DIRECTIONS FOR THIS TASK: Check each line below for the word "网络访问", and copy those that have it.

RECORDS FOR THE TASK:
- - - -
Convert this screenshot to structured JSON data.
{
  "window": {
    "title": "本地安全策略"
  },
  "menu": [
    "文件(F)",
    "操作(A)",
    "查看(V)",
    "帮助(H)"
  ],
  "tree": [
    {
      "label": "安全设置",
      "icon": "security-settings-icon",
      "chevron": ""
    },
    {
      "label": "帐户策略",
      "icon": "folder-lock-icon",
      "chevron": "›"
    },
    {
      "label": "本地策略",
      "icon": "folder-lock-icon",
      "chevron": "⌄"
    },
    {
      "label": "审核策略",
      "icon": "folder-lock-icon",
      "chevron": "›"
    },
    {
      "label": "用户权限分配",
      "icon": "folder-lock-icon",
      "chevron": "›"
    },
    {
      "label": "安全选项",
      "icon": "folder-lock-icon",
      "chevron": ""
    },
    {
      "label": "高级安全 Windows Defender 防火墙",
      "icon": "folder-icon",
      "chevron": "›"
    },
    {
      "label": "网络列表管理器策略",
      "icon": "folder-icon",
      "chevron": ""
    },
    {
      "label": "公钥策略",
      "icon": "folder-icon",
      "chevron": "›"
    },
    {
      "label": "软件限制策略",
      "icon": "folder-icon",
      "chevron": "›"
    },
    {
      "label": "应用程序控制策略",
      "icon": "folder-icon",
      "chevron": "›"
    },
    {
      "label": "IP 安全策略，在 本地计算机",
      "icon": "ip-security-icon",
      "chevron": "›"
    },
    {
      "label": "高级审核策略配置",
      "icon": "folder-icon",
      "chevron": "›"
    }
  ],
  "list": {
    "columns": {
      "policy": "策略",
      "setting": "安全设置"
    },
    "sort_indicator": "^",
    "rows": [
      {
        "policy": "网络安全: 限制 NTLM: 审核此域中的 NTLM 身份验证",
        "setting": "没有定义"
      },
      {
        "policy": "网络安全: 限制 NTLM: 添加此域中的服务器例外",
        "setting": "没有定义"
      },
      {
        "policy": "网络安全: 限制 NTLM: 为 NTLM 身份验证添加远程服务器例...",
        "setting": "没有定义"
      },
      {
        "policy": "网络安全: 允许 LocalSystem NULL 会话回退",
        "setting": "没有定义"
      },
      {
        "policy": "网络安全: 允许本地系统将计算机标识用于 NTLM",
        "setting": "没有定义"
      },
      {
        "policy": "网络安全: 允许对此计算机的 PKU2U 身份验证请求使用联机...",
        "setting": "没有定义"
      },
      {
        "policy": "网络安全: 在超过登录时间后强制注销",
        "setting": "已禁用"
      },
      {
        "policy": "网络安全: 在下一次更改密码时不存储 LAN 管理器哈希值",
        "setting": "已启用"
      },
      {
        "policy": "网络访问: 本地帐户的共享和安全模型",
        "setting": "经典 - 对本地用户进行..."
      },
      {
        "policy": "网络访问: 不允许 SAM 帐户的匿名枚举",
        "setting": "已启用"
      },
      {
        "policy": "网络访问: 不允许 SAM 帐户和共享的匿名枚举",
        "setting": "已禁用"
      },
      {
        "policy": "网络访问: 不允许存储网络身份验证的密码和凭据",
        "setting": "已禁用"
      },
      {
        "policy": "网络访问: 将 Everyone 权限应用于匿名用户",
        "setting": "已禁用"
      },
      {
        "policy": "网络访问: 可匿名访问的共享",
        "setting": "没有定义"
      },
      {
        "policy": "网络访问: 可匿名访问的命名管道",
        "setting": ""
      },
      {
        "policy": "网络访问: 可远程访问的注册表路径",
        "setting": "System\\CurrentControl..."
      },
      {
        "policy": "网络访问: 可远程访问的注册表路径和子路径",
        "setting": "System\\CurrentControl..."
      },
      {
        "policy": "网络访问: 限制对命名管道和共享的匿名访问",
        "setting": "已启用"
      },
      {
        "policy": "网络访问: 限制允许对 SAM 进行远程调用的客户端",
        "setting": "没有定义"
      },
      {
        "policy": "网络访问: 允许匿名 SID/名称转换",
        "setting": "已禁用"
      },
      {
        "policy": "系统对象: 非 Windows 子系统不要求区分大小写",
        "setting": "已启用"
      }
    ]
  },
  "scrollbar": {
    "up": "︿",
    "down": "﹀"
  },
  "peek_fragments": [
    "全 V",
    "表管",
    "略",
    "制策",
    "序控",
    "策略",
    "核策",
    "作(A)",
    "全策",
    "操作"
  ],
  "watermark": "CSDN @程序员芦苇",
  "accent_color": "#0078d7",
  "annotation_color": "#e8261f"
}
- - - -
FINAL RESULT:
        "policy": "网络访问: 本地帐户的共享和安全模型",
        "policy": "网络访问: 不允许 SAM 帐户的匿名枚举",
        "policy": "网络访问: 不允许 SAM 帐户和共享的匿名枚举",
        "policy": "网络访问: 不允许存储网络身份验证的密码和凭据",
        "policy": "网络访问: 将 Everyone 权限应用于匿名用户",
        "policy": "网络访问: 可匿名访问的共享",
        "policy": "网络访问: 可匿名访问的命名管道",
        "policy": "网络访问: 可远程访问的注册表路径",
        "policy": "网络访问: 可远程访问的注册表路径和子路径",
        "policy": "网络访问: 限制对命名管道和共享的匿名访问",
        "policy": "网络访问: 限制允许对 SAM 进行远程调用的客户端",
        "policy": "网络访问: 允许匿名 SID/名称转换",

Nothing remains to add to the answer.